*Written request*: Write out the material exactly, with the pictures left out.

(Stored items from a collection)
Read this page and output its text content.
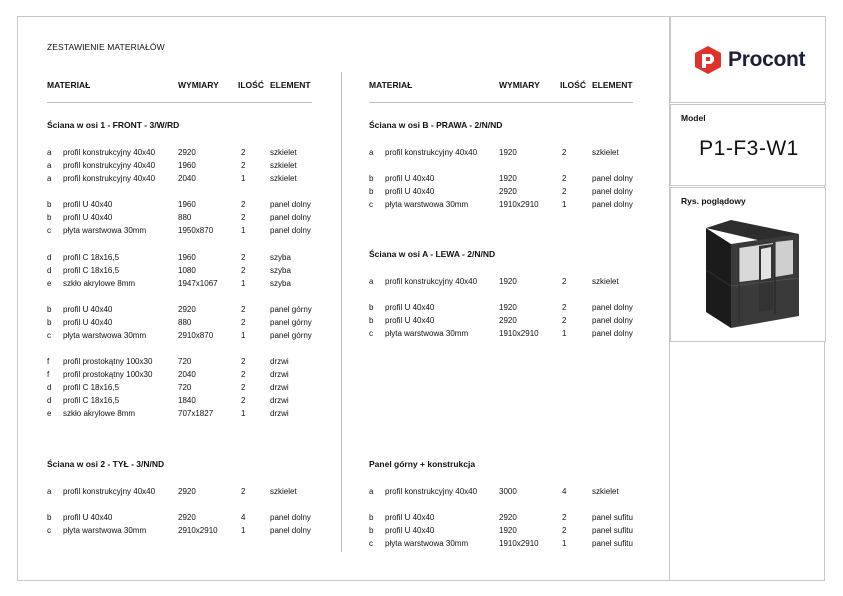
ZESTAWIENIE MATERIAŁÓW
MATERIAŁ	WYMIARY ILOŚĆ ELEMENT	MATERIAŁ	WYMIARY ILOŚĆ ELEMENT
Ściana w osi 1 - FRONT - 3/W/RD
Ściana w osi 2 - TYŁ - 3/N/ND
Ściana w osi B - PRAWA - 2/N/ND
Ściana w osi A - LEWA - 2/N/ND
Panel górny + konstrukcja
a profil konstrukcyjny 40x40	2920	2	szkielet
a profil konstrukcyjny 40x40	1960	2	szkielet
a profil konstrukcyjny 40x40	2040	1	szkielet
b profil U 40x40	1960	2	panel dolny
b profil U 40x40	880	2	panel dolny
c płyta warstwowa 30mm	1950x870	1	panel dolny
d profil C 18x16,5	1960	2	szyba
d profil C 18x16,5	1080	2	szyba
e szkło akrylowe 8mm	1947x1067	1	szyba
b profil U 40x40	2920	2	panel górny
b profil U 40x40	880	2	panel górny
c płyta warstwowa 30mm	2910x870	1	panel górny
f profil prostokątny 100x30	720	2	drzwi
f profil prostokątny 100x30	2040	2	drzwi
d profil C 18x16,5	720	2	drzwi
d profil C 18x16,5	1840	2	drzwi
e szkło akrylowe 8mm	707x1827	1	drzwi
a profil konstrukcyjny 40x40	2920	2	szkielet
b profil U 40x40	2920	4	panel dolny
c płyta warstwowa 30mm	2910x2910	1	panel dolny
a profil konstrukcyjny 40x40	1920	2	szkielet
b profil U 40x40	1920	2	panel dolny
b profil U 40x40	2920	2	panel dolny
c płyta warstwowa 30mm	1910x2910	1	panel dolny
a profil konstrukcyjny 40x40	1920	2	szkielet
b profil U 40x40	1920	2	panel dolny
b profil U 40x40	2920	2	panel dolny
c płyta warstwowa 30mm	1910x2910	1	panel dolny
a profil konstrukcyjny 40x40	3000	4	szkielet
b profil U 40x40	2920	2	panel sufitu
b profil U 40x40	1920	2	panel sufitu
c płyta warstwowa 30mm	1910x2910	1	panel sufitu
Procont
Model
P1-F3-W1
Rys. poglądowy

*Finished exercise*:
Read this page and output its text content.
ZESTAWIENIE MATERIAŁÓW
MATERIAŁ	WYMIARY ILOŚĆ ELEMENT	MATERIAŁ	WYMIARY ILOŚĆ ELEMENT
Ściana w osi 1 - FRONT - 3/W/RD
Ściana w osi 2 - TYŁ - 3/N/ND
Ściana w osi B - PRAWA - 2/N/ND
Ściana w osi A - LEWA - 2/N/ND
Panel górny + konstrukcja
a profil konstrukcyjny 40x40	2920	2	szkielet
a profil konstrukcyjny 40x40	1960	2	szkielet
a profil konstrukcyjny 40x40	2040	1	szkielet
b profil U 40x40	1960	2	panel dolny
b profil U 40x40	880	2	panel dolny
c płyta warstwowa 30mm	1950x870	1	panel dolny
d profil C 18x16,5	1960	2	szyba
d profil C 18x16,5	1080	2	szyba
e szkło akrylowe 8mm	1947x1067	1	szyba
b profil U 40x40	2920	2	panel górny
b profil U 40x40	880	2	panel górny
c płyta warstwowa 30mm	2910x870	1	panel górny
f profil prostokątny 100x30	720	2	drzwi
f profil prostokątny 100x30	2040	2	drzwi
d profil C 18x16,5	720	2	drzwi
d profil C 18x16,5	1840	2	drzwi
e szkło akrylowe 8mm	707x1827	1	drzwi
a profil konstrukcyjny 40x40	2920	2	szkielet
b profil U 40x40	2920	4	panel dolny
c płyta warstwowa 30mm	2910x2910	1	panel dolny
a profil konstrukcyjny 40x40	1920	2	szkielet
b profil U 40x40	1920	2	panel dolny
b profil U 40x40	2920	2	panel dolny
c płyta warstwowa 30mm	1910x2910	1	panel dolny
a profil konstrukcyjny 40x40	1920	2	szkielet
b profil U 40x40	1920	2	panel dolny
b profil U 40x40	2920	2	panel dolny
c płyta warstwowa 30mm	1910x2910	1	panel dolny
a profil konstrukcyjny 40x40	3000	4	szkielet
b profil U 40x40	2920	2	panel sufitu
b profil U 40x40	1920	2	panel sufitu
c płyta warstwowa 30mm	1910x2910	1	panel sufitu
Procont
Model
P1-F3-W1
Rys. poglądowy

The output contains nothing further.